**Task brief**
Can you find the lines of the listing that include "JSON" and copy every one?

___ Data provided

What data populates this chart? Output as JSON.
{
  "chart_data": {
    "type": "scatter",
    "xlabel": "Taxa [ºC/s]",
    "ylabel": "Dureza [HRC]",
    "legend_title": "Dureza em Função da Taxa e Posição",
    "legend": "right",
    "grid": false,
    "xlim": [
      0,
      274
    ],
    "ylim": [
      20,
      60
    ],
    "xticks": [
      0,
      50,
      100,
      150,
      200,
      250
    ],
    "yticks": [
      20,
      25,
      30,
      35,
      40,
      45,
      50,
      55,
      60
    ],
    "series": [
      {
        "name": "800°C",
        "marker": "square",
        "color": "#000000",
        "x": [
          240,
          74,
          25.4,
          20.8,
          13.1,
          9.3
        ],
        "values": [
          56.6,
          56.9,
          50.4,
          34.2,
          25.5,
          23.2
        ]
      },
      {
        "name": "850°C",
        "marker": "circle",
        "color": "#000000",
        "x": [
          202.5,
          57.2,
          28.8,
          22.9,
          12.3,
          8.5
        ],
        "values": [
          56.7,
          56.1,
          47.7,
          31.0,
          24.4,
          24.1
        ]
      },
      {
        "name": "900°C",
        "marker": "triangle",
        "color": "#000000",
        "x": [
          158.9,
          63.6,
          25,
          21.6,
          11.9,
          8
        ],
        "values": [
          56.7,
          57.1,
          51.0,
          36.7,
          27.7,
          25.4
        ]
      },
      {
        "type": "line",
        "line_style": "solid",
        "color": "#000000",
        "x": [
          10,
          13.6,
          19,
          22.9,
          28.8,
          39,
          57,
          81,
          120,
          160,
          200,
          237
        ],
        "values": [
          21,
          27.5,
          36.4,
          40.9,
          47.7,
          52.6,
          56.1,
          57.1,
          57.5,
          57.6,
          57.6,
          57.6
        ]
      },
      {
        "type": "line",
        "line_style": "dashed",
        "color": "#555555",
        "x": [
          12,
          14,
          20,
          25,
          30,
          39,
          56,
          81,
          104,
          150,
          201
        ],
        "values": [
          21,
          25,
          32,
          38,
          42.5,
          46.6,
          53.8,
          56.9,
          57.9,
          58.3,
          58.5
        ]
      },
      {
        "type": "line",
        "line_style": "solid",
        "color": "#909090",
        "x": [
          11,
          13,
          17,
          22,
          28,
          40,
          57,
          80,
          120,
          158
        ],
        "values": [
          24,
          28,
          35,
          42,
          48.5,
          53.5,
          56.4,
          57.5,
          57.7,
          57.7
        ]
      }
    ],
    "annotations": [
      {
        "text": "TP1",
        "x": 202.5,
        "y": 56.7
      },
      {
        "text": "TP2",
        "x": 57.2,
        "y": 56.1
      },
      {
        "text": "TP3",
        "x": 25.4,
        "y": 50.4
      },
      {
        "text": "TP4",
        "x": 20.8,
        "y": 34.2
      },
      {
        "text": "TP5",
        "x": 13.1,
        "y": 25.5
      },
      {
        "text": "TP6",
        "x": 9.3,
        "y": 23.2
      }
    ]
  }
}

______
___ Data provided

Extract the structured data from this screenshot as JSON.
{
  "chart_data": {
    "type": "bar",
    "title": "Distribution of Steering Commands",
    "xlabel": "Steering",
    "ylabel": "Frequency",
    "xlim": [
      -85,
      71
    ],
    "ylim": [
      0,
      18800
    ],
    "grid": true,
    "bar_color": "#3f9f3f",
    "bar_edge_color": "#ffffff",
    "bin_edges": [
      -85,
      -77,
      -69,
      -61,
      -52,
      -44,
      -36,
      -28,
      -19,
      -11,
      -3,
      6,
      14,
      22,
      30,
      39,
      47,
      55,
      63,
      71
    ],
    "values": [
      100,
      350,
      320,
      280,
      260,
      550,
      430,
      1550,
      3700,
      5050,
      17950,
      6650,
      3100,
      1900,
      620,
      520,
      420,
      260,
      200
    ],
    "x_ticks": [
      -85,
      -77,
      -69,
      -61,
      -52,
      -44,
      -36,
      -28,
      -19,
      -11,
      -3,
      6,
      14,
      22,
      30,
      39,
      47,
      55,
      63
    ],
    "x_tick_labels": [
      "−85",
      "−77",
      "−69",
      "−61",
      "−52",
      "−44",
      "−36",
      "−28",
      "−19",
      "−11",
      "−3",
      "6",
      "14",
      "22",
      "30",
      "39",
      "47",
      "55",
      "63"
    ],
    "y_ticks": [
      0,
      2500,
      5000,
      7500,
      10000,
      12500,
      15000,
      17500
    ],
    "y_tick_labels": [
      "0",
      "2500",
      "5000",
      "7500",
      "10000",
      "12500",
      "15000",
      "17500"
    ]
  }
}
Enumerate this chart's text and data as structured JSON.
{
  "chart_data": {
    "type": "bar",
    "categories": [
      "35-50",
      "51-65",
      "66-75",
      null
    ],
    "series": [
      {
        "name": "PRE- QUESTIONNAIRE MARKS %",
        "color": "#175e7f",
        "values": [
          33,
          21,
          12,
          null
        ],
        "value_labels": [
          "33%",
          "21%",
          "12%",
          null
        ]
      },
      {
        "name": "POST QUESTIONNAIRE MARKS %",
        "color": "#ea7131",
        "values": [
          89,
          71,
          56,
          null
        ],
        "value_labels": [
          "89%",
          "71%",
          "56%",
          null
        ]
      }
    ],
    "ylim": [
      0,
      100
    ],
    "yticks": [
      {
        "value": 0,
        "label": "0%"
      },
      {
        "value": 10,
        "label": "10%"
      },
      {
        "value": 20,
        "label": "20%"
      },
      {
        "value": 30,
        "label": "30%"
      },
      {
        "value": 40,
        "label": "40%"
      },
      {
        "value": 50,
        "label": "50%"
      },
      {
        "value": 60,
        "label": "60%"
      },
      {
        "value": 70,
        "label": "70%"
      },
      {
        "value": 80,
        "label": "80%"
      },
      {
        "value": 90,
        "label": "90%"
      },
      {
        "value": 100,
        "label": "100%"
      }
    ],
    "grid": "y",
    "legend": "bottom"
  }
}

______
___ Data provided

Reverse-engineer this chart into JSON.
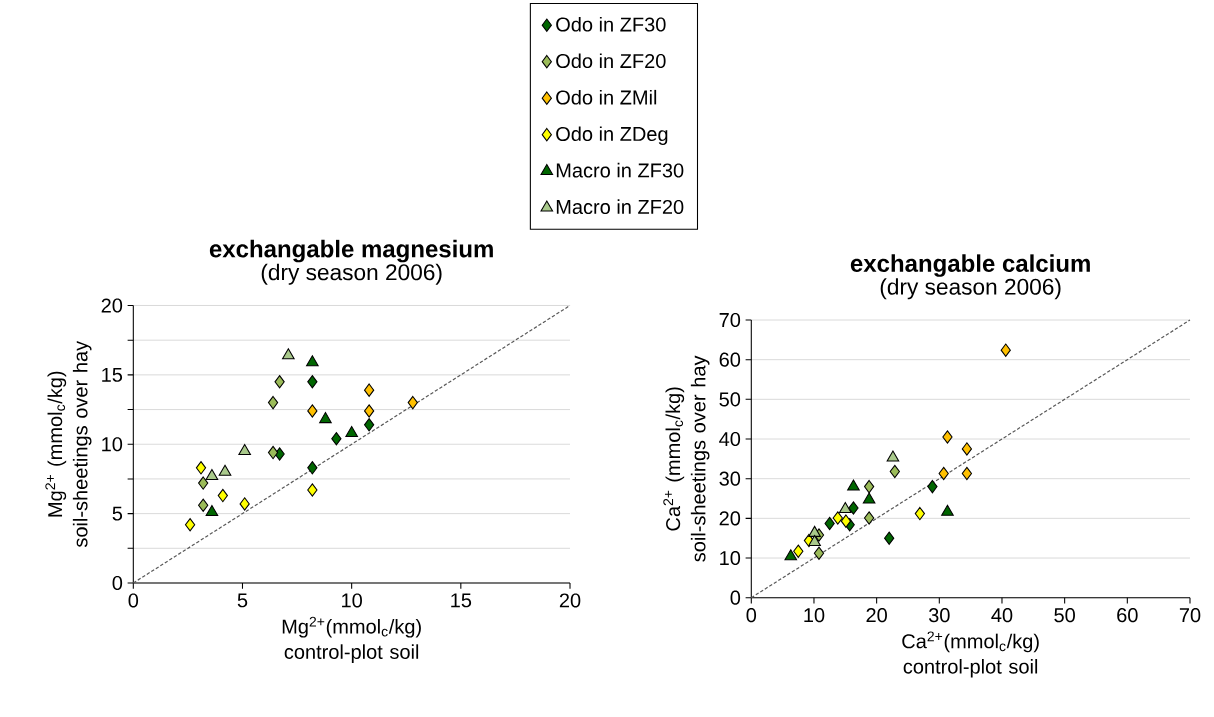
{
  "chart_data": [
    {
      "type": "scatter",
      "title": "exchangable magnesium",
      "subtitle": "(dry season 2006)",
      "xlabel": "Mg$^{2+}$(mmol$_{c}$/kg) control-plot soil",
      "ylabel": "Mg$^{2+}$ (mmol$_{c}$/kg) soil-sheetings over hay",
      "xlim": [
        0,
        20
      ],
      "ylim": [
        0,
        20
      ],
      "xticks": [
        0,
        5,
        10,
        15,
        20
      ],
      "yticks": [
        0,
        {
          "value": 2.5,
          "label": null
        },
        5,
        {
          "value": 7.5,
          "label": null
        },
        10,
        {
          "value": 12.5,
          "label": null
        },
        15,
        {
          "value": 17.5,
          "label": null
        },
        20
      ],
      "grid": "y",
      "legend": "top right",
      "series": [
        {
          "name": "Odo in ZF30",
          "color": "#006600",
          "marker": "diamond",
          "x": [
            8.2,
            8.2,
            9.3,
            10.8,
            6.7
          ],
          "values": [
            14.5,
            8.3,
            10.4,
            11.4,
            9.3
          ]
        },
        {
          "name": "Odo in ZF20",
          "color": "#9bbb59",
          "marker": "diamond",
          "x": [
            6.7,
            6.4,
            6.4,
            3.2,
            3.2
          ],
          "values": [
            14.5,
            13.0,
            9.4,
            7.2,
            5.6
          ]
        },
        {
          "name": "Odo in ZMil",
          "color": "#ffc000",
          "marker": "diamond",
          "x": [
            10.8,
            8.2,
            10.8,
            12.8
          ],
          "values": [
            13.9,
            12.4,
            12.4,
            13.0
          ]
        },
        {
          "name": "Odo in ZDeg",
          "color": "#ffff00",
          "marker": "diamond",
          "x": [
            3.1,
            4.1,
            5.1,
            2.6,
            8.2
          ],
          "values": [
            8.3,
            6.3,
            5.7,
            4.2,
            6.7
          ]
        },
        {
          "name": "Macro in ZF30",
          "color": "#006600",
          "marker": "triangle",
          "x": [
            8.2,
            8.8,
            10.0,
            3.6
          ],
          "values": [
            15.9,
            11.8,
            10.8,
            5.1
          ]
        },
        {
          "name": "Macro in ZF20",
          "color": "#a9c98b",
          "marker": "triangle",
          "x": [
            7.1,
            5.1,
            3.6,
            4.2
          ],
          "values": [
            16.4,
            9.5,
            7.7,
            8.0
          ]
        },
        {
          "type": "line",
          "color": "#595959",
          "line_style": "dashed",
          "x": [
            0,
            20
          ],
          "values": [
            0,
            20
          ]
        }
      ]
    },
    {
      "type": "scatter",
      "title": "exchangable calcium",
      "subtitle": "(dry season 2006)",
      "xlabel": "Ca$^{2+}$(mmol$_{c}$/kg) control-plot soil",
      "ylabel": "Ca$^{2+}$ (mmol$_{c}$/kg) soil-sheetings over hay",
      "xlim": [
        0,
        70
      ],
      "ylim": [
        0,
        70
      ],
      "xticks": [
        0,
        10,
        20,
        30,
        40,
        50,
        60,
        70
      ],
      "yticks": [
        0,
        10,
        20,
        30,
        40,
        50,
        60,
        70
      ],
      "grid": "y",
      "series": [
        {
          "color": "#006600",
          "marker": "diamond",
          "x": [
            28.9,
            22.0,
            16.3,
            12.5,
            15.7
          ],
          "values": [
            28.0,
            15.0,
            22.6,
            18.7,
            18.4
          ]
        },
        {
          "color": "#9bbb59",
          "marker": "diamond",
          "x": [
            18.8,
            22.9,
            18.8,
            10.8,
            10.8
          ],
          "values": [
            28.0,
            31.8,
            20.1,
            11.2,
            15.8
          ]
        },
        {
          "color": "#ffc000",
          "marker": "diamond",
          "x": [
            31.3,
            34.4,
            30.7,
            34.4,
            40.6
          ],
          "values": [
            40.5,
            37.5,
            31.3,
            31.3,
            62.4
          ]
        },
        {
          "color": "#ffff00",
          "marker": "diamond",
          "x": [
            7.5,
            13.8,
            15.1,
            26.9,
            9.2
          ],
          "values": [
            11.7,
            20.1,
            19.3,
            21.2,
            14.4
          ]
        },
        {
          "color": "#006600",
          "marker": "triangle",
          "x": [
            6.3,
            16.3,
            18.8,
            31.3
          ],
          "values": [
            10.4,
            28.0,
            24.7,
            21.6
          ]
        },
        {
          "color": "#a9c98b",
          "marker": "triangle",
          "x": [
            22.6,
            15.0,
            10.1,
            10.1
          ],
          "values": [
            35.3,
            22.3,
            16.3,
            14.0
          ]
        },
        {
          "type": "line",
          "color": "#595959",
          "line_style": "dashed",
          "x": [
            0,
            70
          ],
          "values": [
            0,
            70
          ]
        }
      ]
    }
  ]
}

______

**Answer to this problem**
What data populates this chart? Output as JSON.
Extract the structured data from this screenshot as JSON.
Enumerate this chart's text and data as structured JSON.
Reverse-engineer this chart into JSON.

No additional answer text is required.